- EXERCISE:
Answer with a number only: how many lines of the data contain "JSON"?

⟨

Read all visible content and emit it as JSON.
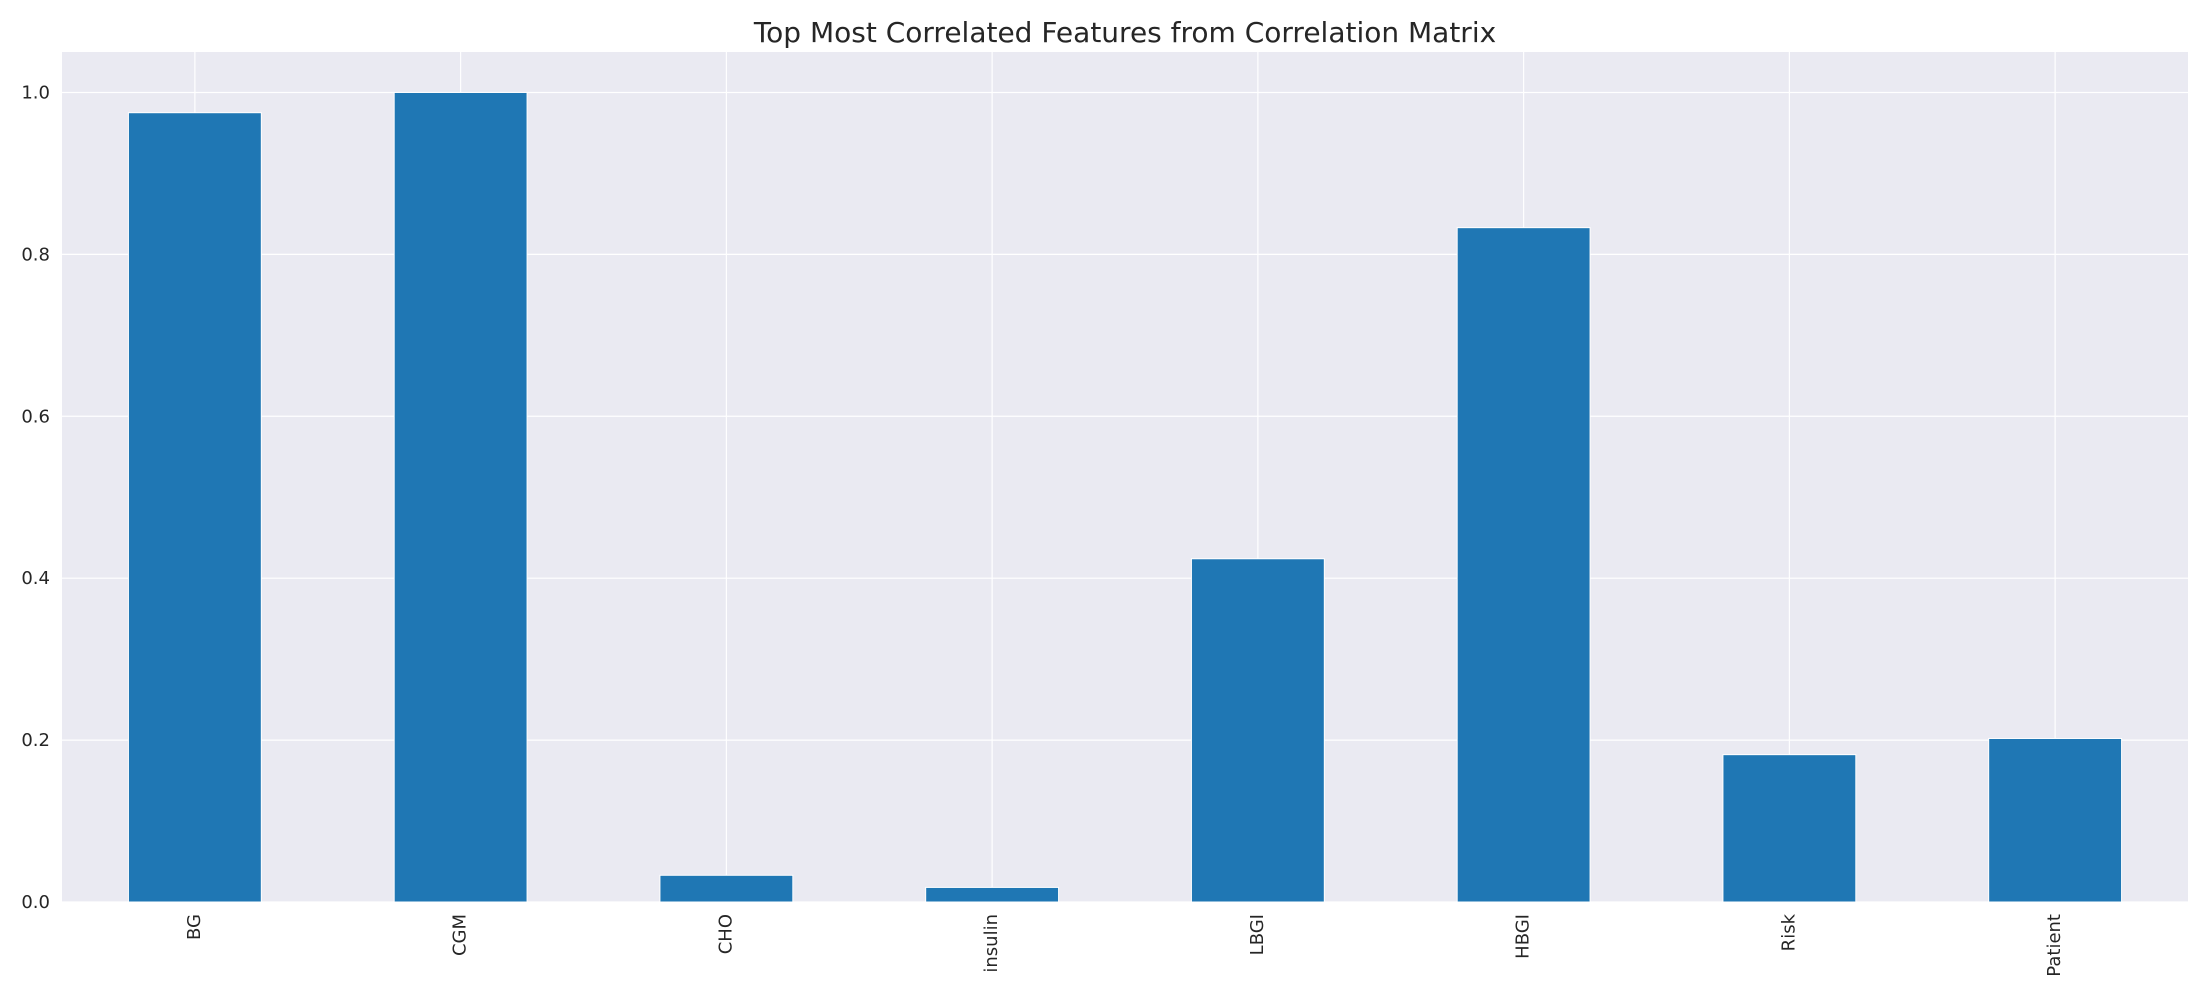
{
  "chart_data": {
    "type": "bar",
    "title": "Top Most Correlated Features from Correlation Matrix",
    "xlabel": "",
    "ylabel": "",
    "categories": [
      "BG",
      "CGM",
      "CHO",
      "insulin",
      "LBGI",
      "HBGI",
      "Risk",
      "Patient"
    ],
    "values": [
      0.975,
      1.0,
      0.033,
      0.018,
      0.424,
      0.833,
      0.182,
      0.202
    ],
    "ylim": [
      0,
      1.05
    ],
    "yticks": [
      "0.0",
      "0.2",
      "0.4",
      "0.6",
      "0.8",
      "1.0"
    ],
    "grid": true,
    "legend": "none",
    "colors": {
      "bar": "#1f77b4",
      "plot_background": "#eaeaf2",
      "grid": "#ffffff",
      "text": "#262626"
    }
  }
}
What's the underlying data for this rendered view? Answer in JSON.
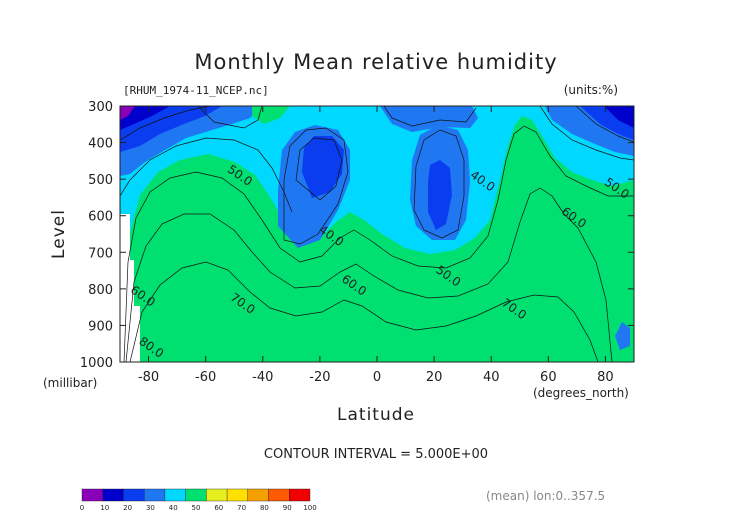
{
  "chart_data": {
    "type": "heatmap",
    "title": "Monthly Mean relative humidity",
    "file_label": "[RHUM_1974-11_NCEP.nc]",
    "units_label": "(units:%)",
    "xlabel": "Latitude",
    "x_units_label": "(degrees_north)",
    "ylabel": "Level",
    "y_units_label": "(millibar)",
    "xlim": [
      -90,
      90
    ],
    "ylim": [
      1000,
      300
    ],
    "x_ticks": [
      -80,
      -60,
      -40,
      -20,
      0,
      20,
      40,
      60,
      80
    ],
    "y_ticks": [
      300,
      400,
      500,
      600,
      700,
      800,
      900,
      1000
    ],
    "contour_interval_text": "CONTOUR INTERVAL = 5.000E+00",
    "averaging_note": "(mean) lon:0..357.5",
    "contour_labels": [
      {
        "text": "50.0",
        "x": -48,
        "y": 490
      },
      {
        "text": "40.0",
        "x": -16,
        "y": 655
      },
      {
        "text": "40.0",
        "x": 37,
        "y": 505
      },
      {
        "text": "50.0",
        "x": 84,
        "y": 525
      },
      {
        "text": "60.0",
        "x": 69,
        "y": 605
      },
      {
        "text": "50.0",
        "x": 25,
        "y": 765
      },
      {
        "text": "60.0",
        "x": -8,
        "y": 790
      },
      {
        "text": "70.0",
        "x": -47,
        "y": 840
      },
      {
        "text": "70.0",
        "x": 48,
        "y": 855
      },
      {
        "text": "60.0",
        "x": -82,
        "y": 820
      },
      {
        "text": "80.0",
        "x": -79,
        "y": 960
      }
    ],
    "colorbar": {
      "ticks": [
        "0",
        "10",
        "20",
        "30",
        "40",
        "50",
        "60",
        "70",
        "80",
        "90",
        "100"
      ],
      "colors": [
        "#8a00b8",
        "#0000cc",
        "#0a3cf0",
        "#1f78f2",
        "#00d8ff",
        "#00e070",
        "#e6f020",
        "#ffe000",
        "#f5a000",
        "#ff5a00",
        "#f00000"
      ]
    }
  }
}
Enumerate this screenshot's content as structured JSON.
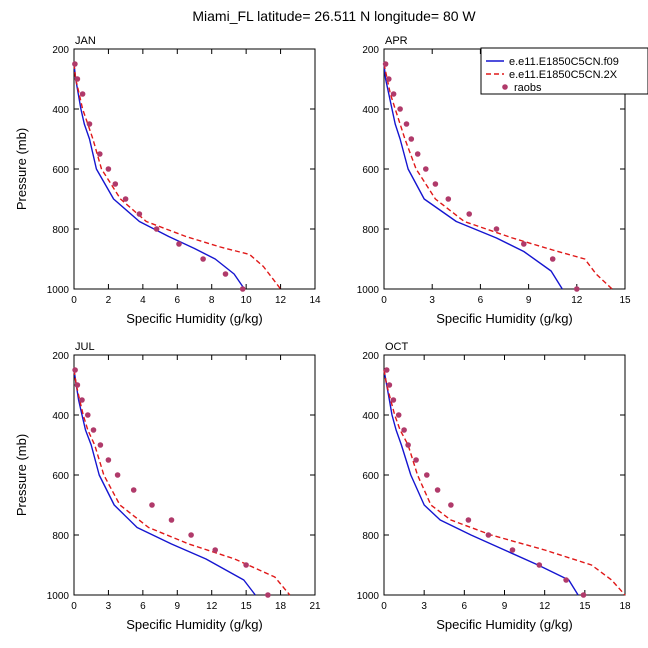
{
  "figure": {
    "title": "Miami_FL  latitude= 26.511 N longitude= 80 W"
  },
  "legend": {
    "entries": [
      {
        "label": "e.e11.E1850C5CN.f09",
        "color": "#1515d0",
        "style": "solid"
      },
      {
        "label": "e.e11.E1850C5CN.2X",
        "color": "#e01818",
        "style": "dashed"
      },
      {
        "label": "raobs",
        "color": "#b03a6a",
        "style": "marker"
      }
    ]
  },
  "chart_data": [
    {
      "type": "line",
      "panel_title": "JAN",
      "xlabel": "Specific Humidity (g/kg)",
      "ylabel": "Pressure (mb)",
      "xlim": [
        0,
        14
      ],
      "xticks": [
        0,
        2,
        4,
        6,
        8,
        10,
        12,
        14
      ],
      "ylim": [
        1000,
        200
      ],
      "yticks": [
        200,
        400,
        600,
        800,
        1000
      ],
      "series": [
        {
          "name": "e.e11.E1850C5CN.f09",
          "x": [
            0.0,
            0.1,
            0.25,
            0.4,
            0.6,
            0.9,
            1.3,
            2.3,
            3.8,
            5.5,
            7.0,
            8.2,
            9.3,
            9.9
          ],
          "y": [
            250,
            300,
            350,
            400,
            450,
            500,
            600,
            700,
            775,
            825,
            865,
            900,
            950,
            1000
          ]
        },
        {
          "name": "e.e11.E1850C5CN.2X",
          "x": [
            0.0,
            0.1,
            0.3,
            0.5,
            0.8,
            1.1,
            1.6,
            2.7,
            4.2,
            6.5,
            8.5,
            10.2,
            11.0,
            12.0
          ],
          "y": [
            250,
            300,
            350,
            400,
            450,
            500,
            600,
            700,
            775,
            825,
            860,
            885,
            925,
            1000
          ]
        },
        {
          "name": "raobs",
          "x": [
            0.05,
            0.2,
            0.5,
            0.9,
            1.5,
            2.0,
            2.4,
            3.0,
            3.8,
            4.8,
            6.1,
            7.5,
            8.8,
            9.8
          ],
          "y": [
            250,
            300,
            350,
            450,
            550,
            600,
            650,
            700,
            750,
            800,
            850,
            900,
            950,
            1000
          ]
        }
      ]
    },
    {
      "type": "line",
      "panel_title": "APR",
      "xlabel": "Specific Humidity (g/kg)",
      "ylabel": "",
      "xlim": [
        0,
        15
      ],
      "xticks": [
        0,
        3,
        6,
        9,
        12,
        15
      ],
      "ylim": [
        1000,
        200
      ],
      "yticks": [
        200,
        400,
        600,
        800,
        1000
      ],
      "series": [
        {
          "name": "e.e11.E1850C5CN.f09",
          "x": [
            0.0,
            0.1,
            0.3,
            0.5,
            0.7,
            1.0,
            1.5,
            2.5,
            4.5,
            7.0,
            8.7,
            10.4,
            11.1
          ],
          "y": [
            250,
            300,
            350,
            400,
            450,
            500,
            600,
            700,
            775,
            830,
            875,
            940,
            1000
          ]
        },
        {
          "name": "e.e11.E1850C5CN.2X",
          "x": [
            0.0,
            0.2,
            0.4,
            0.7,
            1.0,
            1.3,
            2.0,
            3.2,
            5.0,
            8.0,
            10.5,
            12.5,
            13.2,
            14.2
          ],
          "y": [
            250,
            300,
            350,
            400,
            450,
            500,
            600,
            700,
            775,
            830,
            870,
            900,
            950,
            1000
          ]
        },
        {
          "name": "raobs",
          "x": [
            0.1,
            0.3,
            0.6,
            1.0,
            1.4,
            1.7,
            2.1,
            2.6,
            3.2,
            4.0,
            5.3,
            7.0,
            8.7,
            10.5,
            12.0
          ],
          "y": [
            250,
            300,
            350,
            400,
            450,
            500,
            550,
            600,
            650,
            700,
            750,
            800,
            850,
            900,
            1000
          ]
        }
      ]
    },
    {
      "type": "line",
      "panel_title": "JUL",
      "xlabel": "Specific Humidity (g/kg)",
      "ylabel": "Pressure (mb)",
      "xlim": [
        0,
        21
      ],
      "xticks": [
        0,
        3,
        6,
        9,
        12,
        15,
        18,
        21
      ],
      "ylim": [
        1000,
        200
      ],
      "yticks": [
        200,
        400,
        600,
        800,
        1000
      ],
      "series": [
        {
          "name": "e.e11.E1850C5CN.f09",
          "x": [
            0.0,
            0.2,
            0.4,
            0.7,
            1.0,
            1.5,
            2.2,
            3.5,
            5.5,
            8.5,
            11.5,
            14.8,
            15.8
          ],
          "y": [
            250,
            300,
            350,
            400,
            450,
            500,
            600,
            700,
            775,
            830,
            880,
            950,
            1000
          ]
        },
        {
          "name": "e.e11.E1850C5CN.2X",
          "x": [
            0.0,
            0.2,
            0.5,
            0.8,
            1.2,
            1.8,
            2.6,
            4.0,
            6.5,
            10.0,
            14.0,
            17.5,
            18.8
          ],
          "y": [
            250,
            300,
            350,
            400,
            450,
            500,
            600,
            700,
            775,
            830,
            880,
            940,
            1000
          ]
        },
        {
          "name": "raobs",
          "x": [
            0.1,
            0.3,
            0.7,
            1.2,
            1.7,
            2.3,
            3.0,
            3.8,
            5.2,
            6.8,
            8.5,
            10.2,
            12.3,
            15.0,
            16.9
          ],
          "y": [
            250,
            300,
            350,
            400,
            450,
            500,
            550,
            600,
            650,
            700,
            750,
            800,
            850,
            900,
            1000
          ]
        }
      ]
    },
    {
      "type": "line",
      "panel_title": "OCT",
      "xlabel": "Specific Humidity (g/kg)",
      "ylabel": "",
      "xlim": [
        0,
        18
      ],
      "xticks": [
        0,
        3,
        6,
        9,
        12,
        15,
        18
      ],
      "ylim": [
        1000,
        200
      ],
      "yticks": [
        200,
        400,
        600,
        800,
        1000
      ],
      "series": [
        {
          "name": "e.e11.E1850C5CN.f09",
          "x": [
            0.0,
            0.2,
            0.4,
            0.6,
            0.9,
            1.3,
            2.0,
            3.0,
            4.2,
            6.5,
            9.0,
            11.5,
            13.8,
            14.5
          ],
          "y": [
            250,
            300,
            350,
            400,
            450,
            500,
            600,
            700,
            750,
            800,
            850,
            900,
            950,
            1000
          ]
        },
        {
          "name": "e.e11.E1850C5CN.2X",
          "x": [
            0.0,
            0.2,
            0.5,
            0.8,
            1.2,
            1.8,
            2.5,
            3.5,
            5.0,
            8.0,
            12.0,
            15.5,
            17.0,
            18.0
          ],
          "y": [
            250,
            300,
            350,
            400,
            450,
            500,
            600,
            700,
            750,
            800,
            850,
            900,
            950,
            1000
          ]
        },
        {
          "name": "raobs",
          "x": [
            0.2,
            0.4,
            0.7,
            1.1,
            1.5,
            1.8,
            2.4,
            3.2,
            4.0,
            5.0,
            6.3,
            7.8,
            9.6,
            11.6,
            13.6,
            14.9
          ],
          "y": [
            250,
            300,
            350,
            400,
            450,
            500,
            550,
            600,
            650,
            700,
            750,
            800,
            850,
            900,
            950,
            1000
          ]
        }
      ]
    }
  ]
}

⟩

- RESULT OF THE EXERCISE:
3